The data:
★ ★ ★ ★ ★

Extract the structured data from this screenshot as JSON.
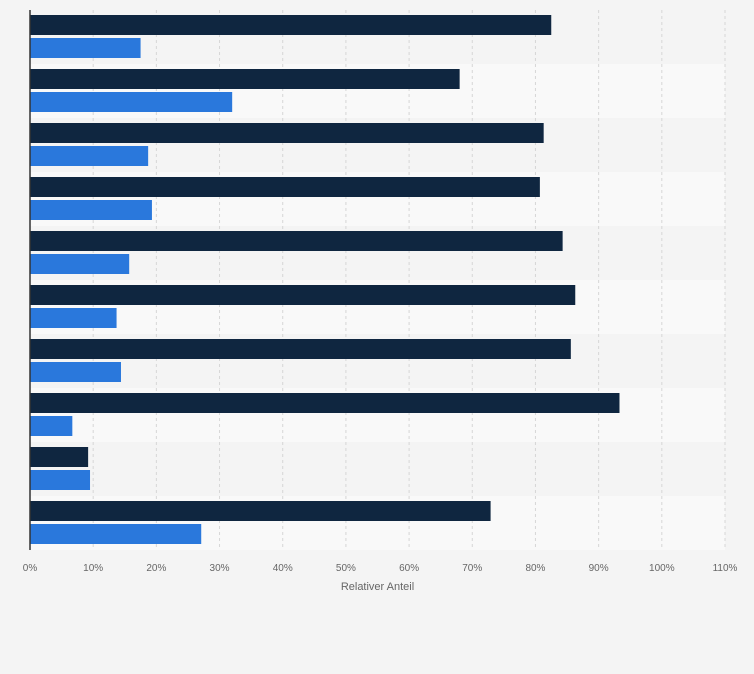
{
  "chart_data": {
    "type": "bar",
    "orientation": "horizontal",
    "categories": [
      "",
      "",
      "",
      "",
      "",
      "",
      "",
      "",
      "",
      ""
    ],
    "series": [
      {
        "values": [
          82.5,
          68.0,
          81.3,
          80.7,
          84.3,
          86.3,
          85.6,
          93.3,
          9.2,
          72.9
        ]
      },
      {
        "values": [
          17.5,
          32.0,
          18.7,
          19.3,
          15.7,
          13.7,
          14.4,
          6.7,
          9.5,
          27.1
        ]
      }
    ],
    "xlabel": "Relativer Anteil",
    "ylabel": "",
    "xlim": [
      0,
      110
    ],
    "xticks": [
      "0%",
      "10%",
      "20%",
      "30%",
      "40%",
      "50%",
      "60%",
      "70%",
      "80%",
      "90%",
      "100%",
      "110%"
    ],
    "grid": true,
    "legend": "none",
    "colors": {
      "series": [
        "#0f2640",
        "#2a78dc"
      ],
      "background": "#f4f4f4",
      "band_light": "#f9f9f9",
      "gridline": "#d6d6d6",
      "axis": "#333333",
      "tick_text": "#666666"
    }
  }
}
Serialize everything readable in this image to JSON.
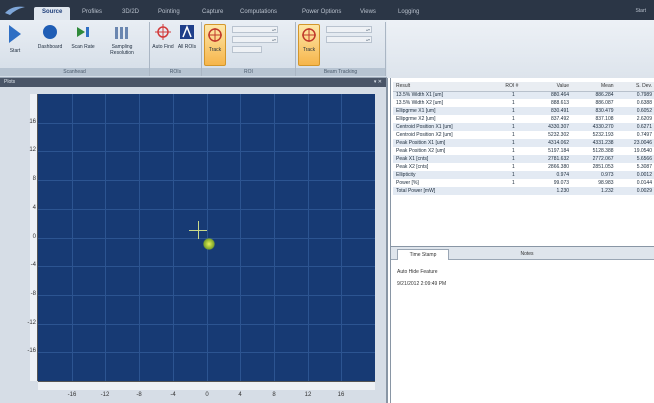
{
  "tabs": [
    "Source",
    "Profiles",
    "3D/2D",
    "Pointing",
    "Capture",
    "Computations",
    "Power Options",
    "Views",
    "Logging"
  ],
  "active_tab": "Source",
  "title_right": "Start",
  "ribbon": {
    "start_label": "Start",
    "dashboard_label": "Dashboard",
    "scan_rate_label": "Scan Rate",
    "sampling_label": "Sampling Resolution",
    "auto_find_label": "Auto Find",
    "all_rois_label": "All ROIs",
    "track1_label": "Track",
    "track2_label": "Track",
    "group1_label": "Scanhead",
    "group2_label": "ROIs",
    "group3_label": "ROI",
    "group4_label": "Beam Tracking"
  },
  "plot": {
    "panel_title": "Plots",
    "y_ticks": [
      "16",
      "12",
      "8",
      "4",
      "0",
      "-4",
      "-8",
      "-12",
      "-16"
    ],
    "x_ticks": [
      "-16",
      "-12",
      "-8",
      "-4",
      "0",
      "4",
      "8",
      "12",
      "16"
    ],
    "axis_range": [
      -20,
      20
    ],
    "crosshair": {
      "x": -1,
      "y": 1
    },
    "beam_center": {
      "x": 0.3,
      "y": -0.9
    },
    "background_color": "#173a74",
    "crosshair_color": "#c9d98a"
  },
  "results": {
    "headers": [
      "Result",
      "ROI #",
      "Value",
      "Mean",
      "S. Dev."
    ],
    "rows": [
      [
        "13.5% Width X1 [um]",
        "1",
        "880.464",
        "886.284",
        "0.7989"
      ],
      [
        "13.5% Width X2 [um]",
        "1",
        "888.613",
        "886.087",
        "0.6388"
      ],
      [
        "Ellipgrme X1 [um]",
        "1",
        "830.491",
        "830.479",
        "0.6052"
      ],
      [
        "Ellipgrme X2 [um]",
        "1",
        "837.492",
        "837.108",
        "2.6209"
      ],
      [
        "Centroid Position X1 [um]",
        "1",
        "4330.307",
        "4330.270",
        "0.6271"
      ],
      [
        "Centroid Position X2 [um]",
        "1",
        "5232.302",
        "5232.193",
        "0.7497"
      ],
      [
        "Peak Position X1 [um]",
        "1",
        "4314.062",
        "4331.238",
        "23.0046"
      ],
      [
        "Peak Position X2 [um]",
        "1",
        "5197.184",
        "5128.388",
        "19.0540"
      ],
      [
        "Peak X1 [cnts]",
        "1",
        "2781.632",
        "2772.067",
        "5.6566"
      ],
      [
        "Peak X2 [cnts]",
        "1",
        "2866.380",
        "2851.053",
        "5.3087"
      ],
      [
        "Ellipticity",
        "1",
        "0.974",
        "0.973",
        "0.0012"
      ],
      [
        "Power [%]",
        "1",
        "99.073",
        "98.983",
        "0.0144"
      ],
      [
        "Total Power [mW]",
        "",
        "1.230",
        "1.232",
        "0.0029"
      ]
    ]
  },
  "notes": {
    "tabs": [
      "Time Stamp",
      "Notes"
    ],
    "lines": [
      "Auto Hide Feature",
      "9/21/2012 2:09:49 PM"
    ]
  }
}
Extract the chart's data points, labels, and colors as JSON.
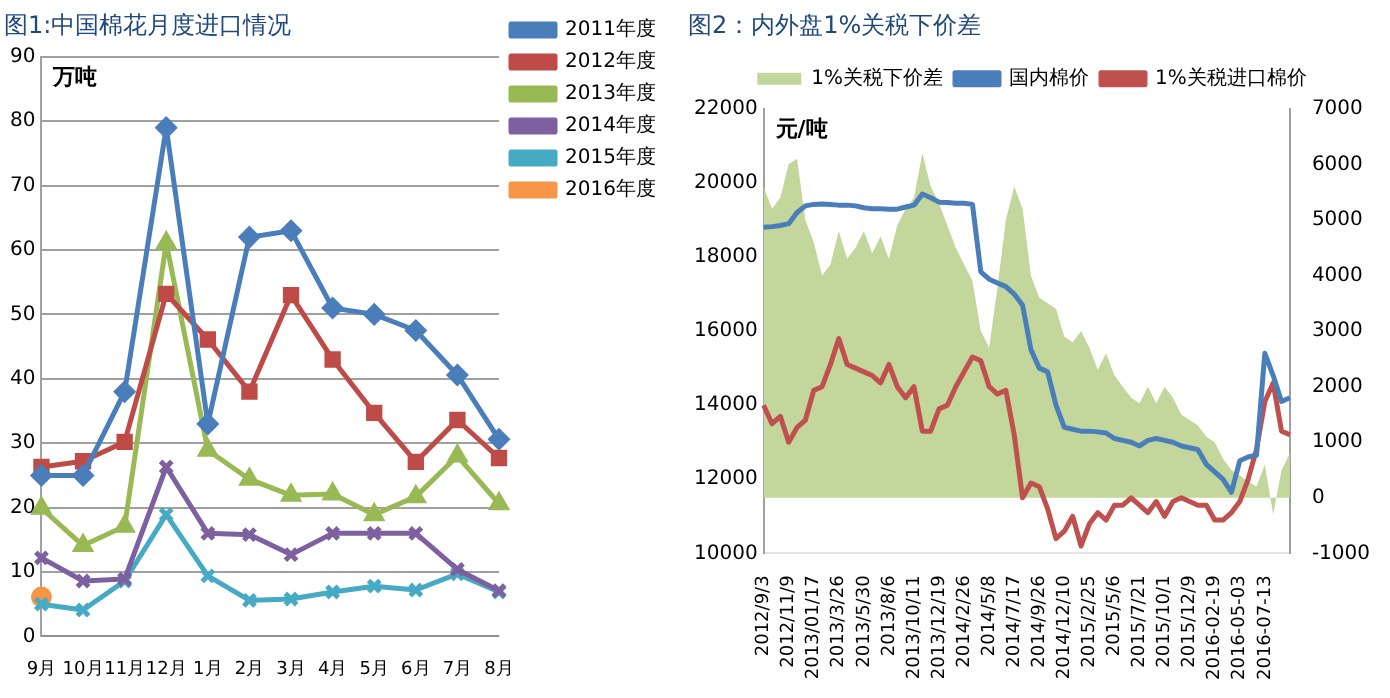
{
  "chart_data": [
    {
      "type": "line",
      "title": "图1:中国棉花月度进口情况",
      "ylabel": "万吨",
      "categories": [
        "9月",
        "10月",
        "11月",
        "12月",
        "1月",
        "2月",
        "3月",
        "4月",
        "5月",
        "6月",
        "7月",
        "8月"
      ],
      "ylim": [
        0,
        90
      ],
      "yticks": [
        0,
        10,
        20,
        30,
        40,
        50,
        60,
        70,
        80,
        90
      ],
      "grid": "y",
      "legend": "top right",
      "series": [
        {
          "name": "2011年度",
          "color": "#4a7ebb",
          "marker": "diamond",
          "values": [
            25,
            25,
            38,
            79,
            33,
            62,
            63,
            51,
            50,
            47.5,
            40.6,
            30.6
          ]
        },
        {
          "name": "2012年度",
          "color": "#be4b48",
          "marker": "square",
          "values": [
            26.3,
            27.2,
            30.2,
            53.2,
            46.1,
            38,
            53,
            43,
            34.7,
            27.1,
            33.6,
            27.7
          ]
        },
        {
          "name": "2013年度",
          "color": "#98b954",
          "marker": "triangle",
          "values": [
            19.9,
            14.1,
            17.1,
            61.1,
            28.9,
            24.4,
            21.9,
            22.1,
            18.9,
            21.7,
            28,
            20.6
          ]
        },
        {
          "name": "2014年度",
          "color": "#7d60a0",
          "marker": "cross",
          "values": [
            12.2,
            8.6,
            8.9,
            26.3,
            16,
            15.8,
            12.7,
            16,
            16,
            16,
            10.4,
            7.1
          ]
        },
        {
          "name": "2015年度",
          "color": "#46aac5",
          "marker": "cross",
          "values": [
            5,
            4.1,
            8.6,
            18.9,
            9.4,
            5.6,
            5.8,
            6.9,
            7.8,
            7.2,
            9.7,
            6.9
          ]
        },
        {
          "name": "2016年度",
          "color": "#f79646",
          "marker": "circle",
          "values": [
            6.1,
            null,
            null,
            null,
            null,
            null,
            null,
            null,
            null,
            null,
            null,
            null
          ]
        }
      ]
    },
    {
      "type": "line",
      "title": "图2：内外盘1%关税下价差",
      "ylabel": "元/吨",
      "legend": "top",
      "ylim": [
        10000,
        22000
      ],
      "yticks": [
        10000,
        12000,
        14000,
        16000,
        18000,
        20000,
        22000
      ],
      "y2lim": [
        -1000,
        7000
      ],
      "y2ticks": [
        -1000,
        0,
        1000,
        2000,
        3000,
        4000,
        5000,
        6000,
        7000
      ],
      "categories": [
        "2012/9/3",
        null,
        null,
        "2012/11/9",
        null,
        null,
        "2013/01/17",
        null,
        null,
        "2013/3/26",
        null,
        null,
        "2013/5/30",
        null,
        null,
        "2013/8/6",
        null,
        null,
        "2013/10/11",
        null,
        null,
        "2013/12/19",
        null,
        null,
        "2014/2/26",
        null,
        null,
        "2014/5/8",
        null,
        null,
        "2014/7/17",
        null,
        null,
        "2014/9/26",
        null,
        null,
        "2014/12/10",
        null,
        null,
        "2015/2/25",
        null,
        null,
        "2015/5/6",
        null,
        null,
        "2015/7/21",
        null,
        null,
        "2015/10/1",
        null,
        null,
        "2015/12/9",
        null,
        null,
        "2016-02-19",
        null,
        null,
        "2016-05-03",
        null,
        null,
        "2016-07-13",
        null,
        null,
        null
      ],
      "series": [
        {
          "name": "1%关税下价差",
          "type": "area",
          "axis": "y2",
          "color": "#c3d69b",
          "values": [
            5600,
            5200,
            5400,
            6000,
            6100,
            5000,
            4600,
            4000,
            4200,
            4800,
            4300,
            4500,
            4800,
            4400,
            4700,
            4300,
            4900,
            5200,
            5400,
            6200,
            5600,
            5300,
            4900,
            4500,
            4200,
            3900,
            3000,
            2700,
            3800,
            5000,
            5600,
            5200,
            4000,
            3600,
            3500,
            3400,
            2900,
            2800,
            3000,
            2700,
            2300,
            2600,
            2200,
            2000,
            1800,
            1700,
            2000,
            1700,
            2000,
            1800,
            1500,
            1400,
            1300,
            1100,
            1000,
            700,
            500,
            400,
            300,
            200,
            600,
            -300,
            500,
            800
          ]
        },
        {
          "name": "国内棉价",
          "color": "#4a7ebb",
          "values": [
            18800,
            18820,
            18850,
            18900,
            19200,
            19380,
            19420,
            19430,
            19420,
            19400,
            19400,
            19380,
            19330,
            19300,
            19300,
            19290,
            19290,
            19350,
            19400,
            19700,
            19600,
            19480,
            19470,
            19450,
            19450,
            19420,
            17600,
            17400,
            17300,
            17200,
            17000,
            16700,
            15500,
            15000,
            14900,
            14000,
            13400,
            13350,
            13300,
            13300,
            13280,
            13250,
            13100,
            13050,
            13000,
            12900,
            13050,
            13100,
            13050,
            13000,
            12900,
            12850,
            12800,
            12400,
            12200,
            12000,
            11650,
            12500,
            12600,
            12650,
            15400,
            14800,
            14100,
            14200
          ]
        },
        {
          "name": "1%关税进口棉价",
          "color": "#c0504d",
          "values": [
            14000,
            13500,
            13700,
            13000,
            13400,
            13600,
            14400,
            14500,
            15100,
            15800,
            15100,
            15000,
            14900,
            14800,
            14600,
            15100,
            14500,
            14200,
            14500,
            13300,
            13300,
            13900,
            14000,
            14500,
            14900,
            15300,
            15200,
            14500,
            14300,
            14400,
            13200,
            11500,
            11900,
            11800,
            11200,
            10400,
            10600,
            11000,
            10200,
            10800,
            11100,
            10900,
            11300,
            11300,
            11500,
            11300,
            11100,
            11400,
            11000,
            11400,
            11500,
            11400,
            11300,
            11300,
            10900,
            10900,
            11100,
            11400,
            12000,
            12800,
            14100,
            14600,
            13300,
            13200
          ]
        }
      ]
    }
  ]
}
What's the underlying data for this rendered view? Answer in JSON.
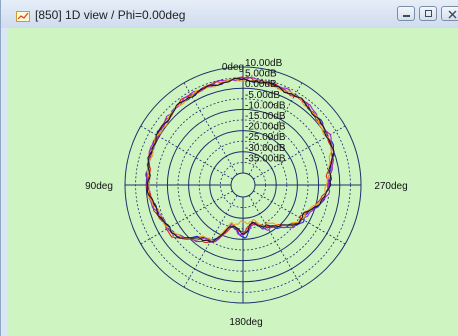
{
  "window": {
    "title": "[850] 1D view / Phi=0.00deg",
    "icon": "chart-window-icon"
  },
  "controls": {
    "minimize_icon": "minimize-icon",
    "maximize_icon": "maximize-icon",
    "close_icon": "close-icon"
  },
  "polar": {
    "background_color": "#cef4c2",
    "grid_color": "#1e2f6a",
    "angle_labels": {
      "top": "0deg",
      "left": "90deg",
      "right": "270deg",
      "bottom": "180deg"
    },
    "ring_labels": [
      "10.00dB",
      "5.00dB",
      "0.00dB",
      "-5.00dB",
      "-10.00dB",
      "-15.00dB",
      "-20.00dB",
      "-25.00dB",
      "-30.00dB",
      "-35.00dB"
    ]
  },
  "chart_data": {
    "type": "line",
    "title": "",
    "angle_ticks": [
      "0deg",
      "90deg",
      "180deg",
      "270deg"
    ],
    "r_ticks": [
      "10.00dB",
      "5.00dB",
      "0.00dB",
      "-5.00dB",
      "-10.00dB",
      "-15.00dB",
      "-20.00dB",
      "-25.00dB",
      "-30.00dB",
      "-35.00dB"
    ],
    "r_range_dB": [
      -40,
      10
    ],
    "grid": true,
    "legend": "none",
    "series": [
      {
        "color": "#1f2bd6",
        "angles_deg": [
          0,
          30,
          60,
          90,
          120,
          150,
          165,
          180,
          195,
          210,
          240,
          270,
          300,
          330
        ],
        "values_dB": [
          4,
          3,
          1,
          -1,
          -5,
          -16,
          -26,
          -21,
          -27,
          -22,
          -13,
          -5,
          1,
          3
        ]
      },
      {
        "color": "#e0241b",
        "angles_deg": [
          0,
          30,
          60,
          90,
          120,
          150,
          165,
          180,
          195,
          210,
          240,
          270,
          300,
          330
        ],
        "values_dB": [
          4.5,
          3.5,
          1,
          -1,
          -4,
          -14,
          -25,
          -24,
          -27,
          -23,
          -14,
          -6,
          0.5,
          3
        ]
      },
      {
        "color": "#9a2ad0",
        "angles_deg": [
          0,
          30,
          60,
          90,
          120,
          150,
          165,
          180,
          195,
          210,
          240,
          270,
          300,
          330
        ],
        "values_dB": [
          4.5,
          3.5,
          1,
          -0.5,
          -5,
          -15,
          -26,
          -22,
          -27,
          -22,
          -13,
          -5,
          1,
          3.5
        ]
      },
      {
        "color": "#f0a21a",
        "angles_deg": [
          0,
          30,
          60,
          90,
          120,
          150,
          165,
          180,
          195,
          210,
          240,
          270,
          300,
          330
        ],
        "values_dB": [
          4,
          3,
          0.5,
          -1,
          -5,
          -16,
          -27,
          -28,
          -28,
          -24,
          -14,
          -6,
          0,
          3
        ]
      },
      {
        "color": "#1a1a1a",
        "angles_deg": [
          0,
          30,
          60,
          90,
          120,
          150,
          165,
          180,
          195,
          210,
          240,
          270,
          300,
          330
        ],
        "values_dB": [
          4,
          3,
          1,
          -1,
          -5,
          -15,
          -26,
          -23,
          -27,
          -23,
          -14,
          -5,
          0.5,
          3
        ]
      }
    ]
  }
}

★ ★ ★ ★ ★

Task: Extract from the data every line where "this" shows up.

The completed task:
Extract the structured data from this screenshot as JSON.
Serialize everything readable in this image to JSON.
What's the underlying data for this rendered view? Answer in JSON.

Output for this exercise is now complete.